**RECORDED DATA:**
————————

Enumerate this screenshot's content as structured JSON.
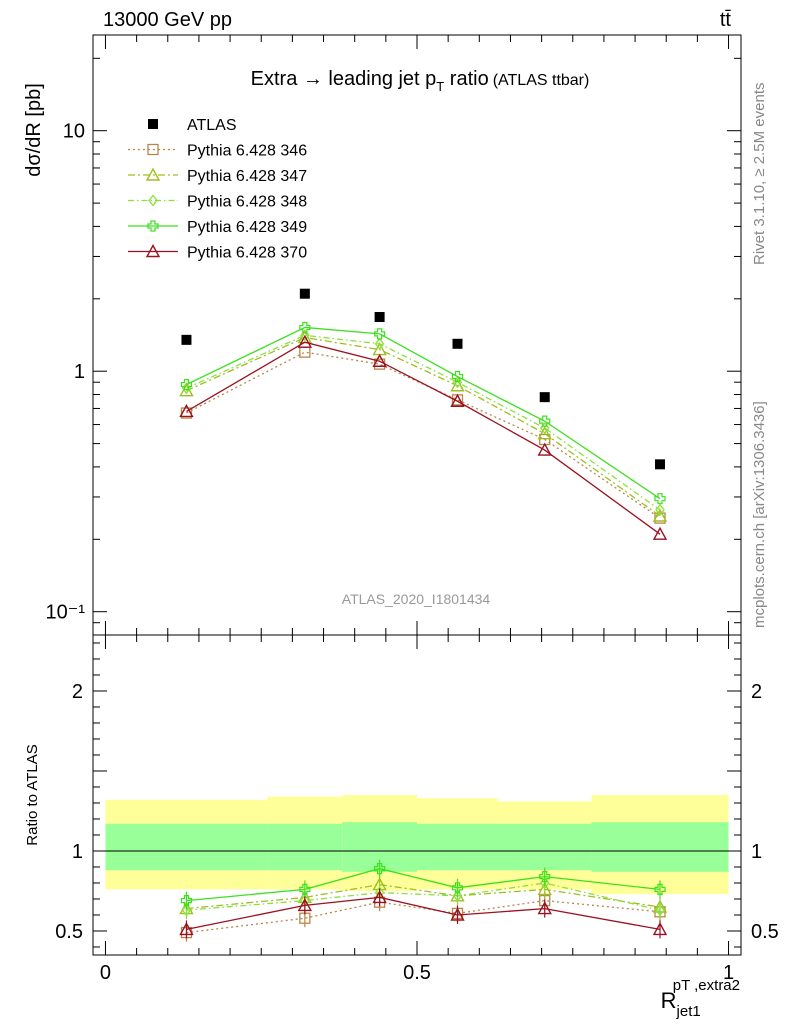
{
  "header": {
    "left": "13000 GeV pp",
    "right": "tt̄"
  },
  "side_labels": {
    "rivet": "Rivet 3.1.10, ≥ 2.5M events",
    "mcplots": "mcplots.cern.ch [arXiv:1306.3436]"
  },
  "chart_data": [
    {
      "type": "scatter",
      "panel": "main",
      "title_main": "Extra → leading jet p",
      "title_sub": "T",
      "title_tail": " ratio",
      "title_small": "(ATLAS ttbar)",
      "ylabel": "dσ/dR [pb]",
      "xlabel": "R jet1 pT,extra2",
      "watermark": "ATLAS_2020_I1801434",
      "y_scale": "log",
      "ylim": [
        0.08,
        25
      ],
      "xlim": [
        -0.02,
        1.02
      ],
      "ytick_labels": [
        "10⁻¹",
        "1",
        "10"
      ],
      "legend_position": "top-left",
      "x": [
        0.13,
        0.32,
        0.44,
        0.565,
        0.705,
        0.89
      ],
      "series": [
        {
          "name": "ATLAS",
          "values": [
            1.35,
            2.1,
            1.68,
            1.3,
            0.78,
            0.41
          ]
        },
        {
          "name": "Pythia 6.428 346",
          "values": [
            0.67,
            1.2,
            1.07,
            0.76,
            0.52,
            0.245
          ]
        },
        {
          "name": "Pythia 6.428 347",
          "values": [
            0.83,
            1.38,
            1.23,
            0.87,
            0.55,
            0.25
          ]
        },
        {
          "name": "Pythia 6.428 348",
          "values": [
            0.85,
            1.41,
            1.3,
            0.9,
            0.58,
            0.265
          ]
        },
        {
          "name": "Pythia 6.428 349",
          "values": [
            0.88,
            1.52,
            1.43,
            0.95,
            0.62,
            0.295
          ]
        },
        {
          "name": "Pythia 6.428 370",
          "values": [
            0.68,
            1.32,
            1.1,
            0.75,
            0.47,
            0.21
          ]
        }
      ]
    },
    {
      "type": "line",
      "panel": "ratio",
      "ylabel": "Ratio to ATLAS",
      "xlabel_main": "R",
      "xlabel_sub": "jet1",
      "xlabel_sup": "pT ,extra2",
      "ylim": [
        0.35,
        2.35
      ],
      "xlim": [
        -0.02,
        1.02
      ],
      "ytick_labels": [
        "0.5",
        "1",
        "2"
      ],
      "xtick_labels": [
        "0",
        "0.5",
        "1"
      ],
      "bands": [
        {
          "x0": 0.0,
          "x1": 0.26,
          "stat": [
            0.88,
            1.17
          ],
          "total": [
            0.76,
            1.32
          ]
        },
        {
          "x0": 0.26,
          "x1": 0.38,
          "stat": [
            0.88,
            1.17
          ],
          "total": [
            0.76,
            1.34
          ]
        },
        {
          "x0": 0.38,
          "x1": 0.5,
          "stat": [
            0.87,
            1.18
          ],
          "total": [
            0.75,
            1.35
          ]
        },
        {
          "x0": 0.5,
          "x1": 0.63,
          "stat": [
            0.88,
            1.17
          ],
          "total": [
            0.76,
            1.33
          ]
        },
        {
          "x0": 0.63,
          "x1": 0.78,
          "stat": [
            0.88,
            1.17
          ],
          "total": [
            0.76,
            1.31
          ]
        },
        {
          "x0": 0.78,
          "x1": 1.0,
          "stat": [
            0.87,
            1.18
          ],
          "total": [
            0.73,
            1.35
          ]
        }
      ],
      "x": [
        0.13,
        0.32,
        0.44,
        0.565,
        0.705,
        0.89
      ],
      "series": [
        {
          "name": "Pythia 6.428 346",
          "values": [
            0.49,
            0.58,
            0.68,
            0.61,
            0.69,
            0.62
          ]
        },
        {
          "name": "Pythia 6.428 347",
          "values": [
            0.64,
            0.71,
            0.79,
            0.72,
            0.76,
            0.65
          ]
        },
        {
          "name": "Pythia 6.428 348",
          "values": [
            0.63,
            0.69,
            0.74,
            0.72,
            0.8,
            0.63
          ]
        },
        {
          "name": "Pythia 6.428 349",
          "values": [
            0.69,
            0.76,
            0.89,
            0.77,
            0.84,
            0.76
          ]
        },
        {
          "name": "Pythia 6.428 370",
          "values": [
            0.51,
            0.66,
            0.71,
            0.6,
            0.64,
            0.51
          ]
        }
      ]
    }
  ],
  "styles": {
    "Pythia 6.428 346": {
      "color": "#b8864a",
      "dash": "2,3",
      "marker": "square-open"
    },
    "Pythia 6.428 347": {
      "color": "#9fbf1f",
      "dash": "7,3,2,3",
      "marker": "triangle-open"
    },
    "Pythia 6.428 348": {
      "color": "#8ce03c",
      "dash": "6,3,1.5,3",
      "marker": "diamond-open"
    },
    "Pythia 6.428 349": {
      "color": "#3de01f",
      "dash": "",
      "marker": "cross-open"
    },
    "Pythia 6.428 370": {
      "color": "#9b1020",
      "dash": "",
      "marker": "triangle-open"
    },
    "ATLAS": {
      "color": "#000000",
      "marker": "square-filled"
    },
    "band_total": "#ffff99",
    "band_stat": "#99ff99"
  }
}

————————

Leave out the pictures and print each record exactly as it stands.

**ANSWER TO THIS EXERCISE:**
Enumerate this screenshot's content as structured JSON.
{
  "header": {
    "left": "13000 GeV pp",
    "right": "tt̄"
  },
  "side_labels": {
    "rivet": "Rivet 3.1.10, ≥ 2.5M events",
    "mcplots": "mcplots.cern.ch [arXiv:1306.3436]"
  },
  "chart_data": [
    {
      "type": "scatter",
      "panel": "main",
      "title_main": "Extra → leading jet p",
      "title_sub": "T",
      "title_tail": " ratio",
      "title_small": "(ATLAS ttbar)",
      "ylabel": "dσ/dR [pb]",
      "xlabel": "R jet1 pT,extra2",
      "watermark": "ATLAS_2020_I1801434",
      "y_scale": "log",
      "ylim": [
        0.08,
        25
      ],
      "xlim": [
        -0.02,
        1.02
      ],
      "ytick_labels": [
        "10⁻¹",
        "1",
        "10"
      ],
      "legend_position": "top-left",
      "x": [
        0.13,
        0.32,
        0.44,
        0.565,
        0.705,
        0.89
      ],
      "series": [
        {
          "name": "ATLAS",
          "values": [
            1.35,
            2.1,
            1.68,
            1.3,
            0.78,
            0.41
          ]
        },
        {
          "name": "Pythia 6.428 346",
          "values": [
            0.67,
            1.2,
            1.07,
            0.76,
            0.52,
            0.245
          ]
        },
        {
          "name": "Pythia 6.428 347",
          "values": [
            0.83,
            1.38,
            1.23,
            0.87,
            0.55,
            0.25
          ]
        },
        {
          "name": "Pythia 6.428 348",
          "values": [
            0.85,
            1.41,
            1.3,
            0.9,
            0.58,
            0.265
          ]
        },
        {
          "name": "Pythia 6.428 349",
          "values": [
            0.88,
            1.52,
            1.43,
            0.95,
            0.62,
            0.295
          ]
        },
        {
          "name": "Pythia 6.428 370",
          "values": [
            0.68,
            1.32,
            1.1,
            0.75,
            0.47,
            0.21
          ]
        }
      ]
    },
    {
      "type": "line",
      "panel": "ratio",
      "ylabel": "Ratio to ATLAS",
      "xlabel_main": "R",
      "xlabel_sub": "jet1",
      "xlabel_sup": "pT ,extra2",
      "ylim": [
        0.35,
        2.35
      ],
      "xlim": [
        -0.02,
        1.02
      ],
      "ytick_labels": [
        "0.5",
        "1",
        "2"
      ],
      "xtick_labels": [
        "0",
        "0.5",
        "1"
      ],
      "bands": [
        {
          "x0": 0.0,
          "x1": 0.26,
          "stat": [
            0.88,
            1.17
          ],
          "total": [
            0.76,
            1.32
          ]
        },
        {
          "x0": 0.26,
          "x1": 0.38,
          "stat": [
            0.88,
            1.17
          ],
          "total": [
            0.76,
            1.34
          ]
        },
        {
          "x0": 0.38,
          "x1": 0.5,
          "stat": [
            0.87,
            1.18
          ],
          "total": [
            0.75,
            1.35
          ]
        },
        {
          "x0": 0.5,
          "x1": 0.63,
          "stat": [
            0.88,
            1.17
          ],
          "total": [
            0.76,
            1.33
          ]
        },
        {
          "x0": 0.63,
          "x1": 0.78,
          "stat": [
            0.88,
            1.17
          ],
          "total": [
            0.76,
            1.31
          ]
        },
        {
          "x0": 0.78,
          "x1": 1.0,
          "stat": [
            0.87,
            1.18
          ],
          "total": [
            0.73,
            1.35
          ]
        }
      ],
      "x": [
        0.13,
        0.32,
        0.44,
        0.565,
        0.705,
        0.89
      ],
      "series": [
        {
          "name": "Pythia 6.428 346",
          "values": [
            0.49,
            0.58,
            0.68,
            0.61,
            0.69,
            0.62
          ]
        },
        {
          "name": "Pythia 6.428 347",
          "values": [
            0.64,
            0.71,
            0.79,
            0.72,
            0.76,
            0.65
          ]
        },
        {
          "name": "Pythia 6.428 348",
          "values": [
            0.63,
            0.69,
            0.74,
            0.72,
            0.8,
            0.63
          ]
        },
        {
          "name": "Pythia 6.428 349",
          "values": [
            0.69,
            0.76,
            0.89,
            0.77,
            0.84,
            0.76
          ]
        },
        {
          "name": "Pythia 6.428 370",
          "values": [
            0.51,
            0.66,
            0.71,
            0.6,
            0.64,
            0.51
          ]
        }
      ]
    }
  ],
  "styles": {
    "Pythia 6.428 346": {
      "color": "#b8864a",
      "dash": "2,3",
      "marker": "square-open"
    },
    "Pythia 6.428 347": {
      "color": "#9fbf1f",
      "dash": "7,3,2,3",
      "marker": "triangle-open"
    },
    "Pythia 6.428 348": {
      "color": "#8ce03c",
      "dash": "6,3,1.5,3",
      "marker": "diamond-open"
    },
    "Pythia 6.428 349": {
      "color": "#3de01f",
      "dash": "",
      "marker": "cross-open"
    },
    "Pythia 6.428 370": {
      "color": "#9b1020",
      "dash": "",
      "marker": "triangle-open"
    },
    "ATLAS": {
      "color": "#000000",
      "marker": "square-filled"
    },
    "band_total": "#ffff99",
    "band_stat": "#99ff99"
  }
}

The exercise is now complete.